• _EXERCISE AIM_:
Read the records below and copy each line that contains "¹TCOD".

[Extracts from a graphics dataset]
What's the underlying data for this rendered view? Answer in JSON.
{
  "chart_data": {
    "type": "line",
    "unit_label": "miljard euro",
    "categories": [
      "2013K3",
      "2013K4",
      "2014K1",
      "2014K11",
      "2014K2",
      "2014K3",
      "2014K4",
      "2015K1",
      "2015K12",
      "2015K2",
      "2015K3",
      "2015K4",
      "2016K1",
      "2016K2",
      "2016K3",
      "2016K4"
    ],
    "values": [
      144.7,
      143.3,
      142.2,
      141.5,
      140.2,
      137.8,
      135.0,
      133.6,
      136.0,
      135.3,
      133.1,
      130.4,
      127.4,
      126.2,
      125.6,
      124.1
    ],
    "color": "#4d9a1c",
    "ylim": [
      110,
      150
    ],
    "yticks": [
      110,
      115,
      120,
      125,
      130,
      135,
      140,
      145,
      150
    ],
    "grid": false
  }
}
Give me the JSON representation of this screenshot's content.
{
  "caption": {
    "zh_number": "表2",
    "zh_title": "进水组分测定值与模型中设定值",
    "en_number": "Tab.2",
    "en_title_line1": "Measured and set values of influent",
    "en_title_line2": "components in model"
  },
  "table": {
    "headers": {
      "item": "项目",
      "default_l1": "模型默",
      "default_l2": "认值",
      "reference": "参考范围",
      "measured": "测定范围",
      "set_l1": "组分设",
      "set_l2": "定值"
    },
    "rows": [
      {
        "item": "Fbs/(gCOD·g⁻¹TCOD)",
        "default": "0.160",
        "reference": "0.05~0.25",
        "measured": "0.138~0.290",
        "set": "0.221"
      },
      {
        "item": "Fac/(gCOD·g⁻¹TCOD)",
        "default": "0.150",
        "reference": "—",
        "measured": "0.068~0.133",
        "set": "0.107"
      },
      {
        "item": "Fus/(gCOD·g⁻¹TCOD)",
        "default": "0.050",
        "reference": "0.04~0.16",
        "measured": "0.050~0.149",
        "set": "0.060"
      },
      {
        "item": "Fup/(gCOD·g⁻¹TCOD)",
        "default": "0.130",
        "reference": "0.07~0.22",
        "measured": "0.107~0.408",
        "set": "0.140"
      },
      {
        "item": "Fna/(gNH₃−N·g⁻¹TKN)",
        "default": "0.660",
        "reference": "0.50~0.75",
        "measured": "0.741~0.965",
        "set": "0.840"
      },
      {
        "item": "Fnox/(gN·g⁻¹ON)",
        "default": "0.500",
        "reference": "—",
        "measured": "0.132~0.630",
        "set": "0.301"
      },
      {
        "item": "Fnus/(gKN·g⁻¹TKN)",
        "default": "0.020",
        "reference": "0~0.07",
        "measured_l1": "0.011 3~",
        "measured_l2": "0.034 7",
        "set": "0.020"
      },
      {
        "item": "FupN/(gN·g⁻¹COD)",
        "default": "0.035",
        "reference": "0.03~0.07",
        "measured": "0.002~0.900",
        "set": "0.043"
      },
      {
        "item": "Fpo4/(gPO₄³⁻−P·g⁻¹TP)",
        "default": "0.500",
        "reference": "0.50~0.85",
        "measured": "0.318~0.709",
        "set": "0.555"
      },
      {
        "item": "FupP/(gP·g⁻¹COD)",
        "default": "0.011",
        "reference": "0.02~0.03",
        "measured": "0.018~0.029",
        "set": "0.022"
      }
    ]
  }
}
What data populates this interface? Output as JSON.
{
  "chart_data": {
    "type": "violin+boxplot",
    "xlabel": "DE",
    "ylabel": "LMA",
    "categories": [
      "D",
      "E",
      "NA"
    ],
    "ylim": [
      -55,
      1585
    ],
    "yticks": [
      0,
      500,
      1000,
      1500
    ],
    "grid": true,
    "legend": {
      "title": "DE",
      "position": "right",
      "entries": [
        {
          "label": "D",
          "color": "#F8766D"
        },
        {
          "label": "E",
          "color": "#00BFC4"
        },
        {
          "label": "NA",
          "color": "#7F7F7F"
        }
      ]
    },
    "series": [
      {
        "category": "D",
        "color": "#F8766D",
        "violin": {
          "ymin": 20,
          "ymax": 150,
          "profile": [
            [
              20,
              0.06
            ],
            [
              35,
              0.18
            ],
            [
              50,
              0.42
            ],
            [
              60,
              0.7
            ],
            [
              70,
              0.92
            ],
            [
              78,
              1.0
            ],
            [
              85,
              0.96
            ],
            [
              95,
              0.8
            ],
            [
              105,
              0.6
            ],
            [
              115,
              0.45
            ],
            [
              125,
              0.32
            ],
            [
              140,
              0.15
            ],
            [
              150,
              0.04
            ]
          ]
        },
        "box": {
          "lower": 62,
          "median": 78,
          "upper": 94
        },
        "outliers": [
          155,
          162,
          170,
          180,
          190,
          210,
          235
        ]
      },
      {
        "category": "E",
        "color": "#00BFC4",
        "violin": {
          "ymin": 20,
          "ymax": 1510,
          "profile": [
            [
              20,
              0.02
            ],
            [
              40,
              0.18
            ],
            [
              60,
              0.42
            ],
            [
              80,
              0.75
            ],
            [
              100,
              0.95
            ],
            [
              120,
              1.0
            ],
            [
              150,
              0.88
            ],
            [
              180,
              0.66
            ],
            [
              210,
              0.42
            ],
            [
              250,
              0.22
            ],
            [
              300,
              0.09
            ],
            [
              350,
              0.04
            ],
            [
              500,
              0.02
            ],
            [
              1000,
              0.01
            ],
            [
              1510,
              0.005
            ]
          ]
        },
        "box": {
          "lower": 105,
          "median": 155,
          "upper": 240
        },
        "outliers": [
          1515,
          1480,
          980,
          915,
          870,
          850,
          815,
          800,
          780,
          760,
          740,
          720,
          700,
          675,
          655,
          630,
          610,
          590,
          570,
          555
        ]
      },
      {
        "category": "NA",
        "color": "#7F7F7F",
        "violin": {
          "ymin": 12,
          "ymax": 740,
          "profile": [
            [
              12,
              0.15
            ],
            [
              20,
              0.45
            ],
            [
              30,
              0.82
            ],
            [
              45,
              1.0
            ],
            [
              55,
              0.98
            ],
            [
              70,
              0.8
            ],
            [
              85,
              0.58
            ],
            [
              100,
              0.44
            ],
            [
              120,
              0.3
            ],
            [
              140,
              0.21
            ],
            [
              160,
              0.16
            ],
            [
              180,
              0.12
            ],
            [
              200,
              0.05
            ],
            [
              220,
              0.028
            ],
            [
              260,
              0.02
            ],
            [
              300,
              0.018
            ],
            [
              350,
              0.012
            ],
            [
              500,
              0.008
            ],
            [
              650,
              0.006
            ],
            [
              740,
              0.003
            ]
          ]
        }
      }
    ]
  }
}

• _WRITTEN RESPONSE_:
        "item": "Fbs/(gCOD·g⁻¹TCOD)",
        "item": "Fac/(gCOD·g⁻¹TCOD)",
        "item": "Fus/(gCOD·g⁻¹TCOD)",
        "item": "Fup/(gCOD·g⁻¹TCOD)",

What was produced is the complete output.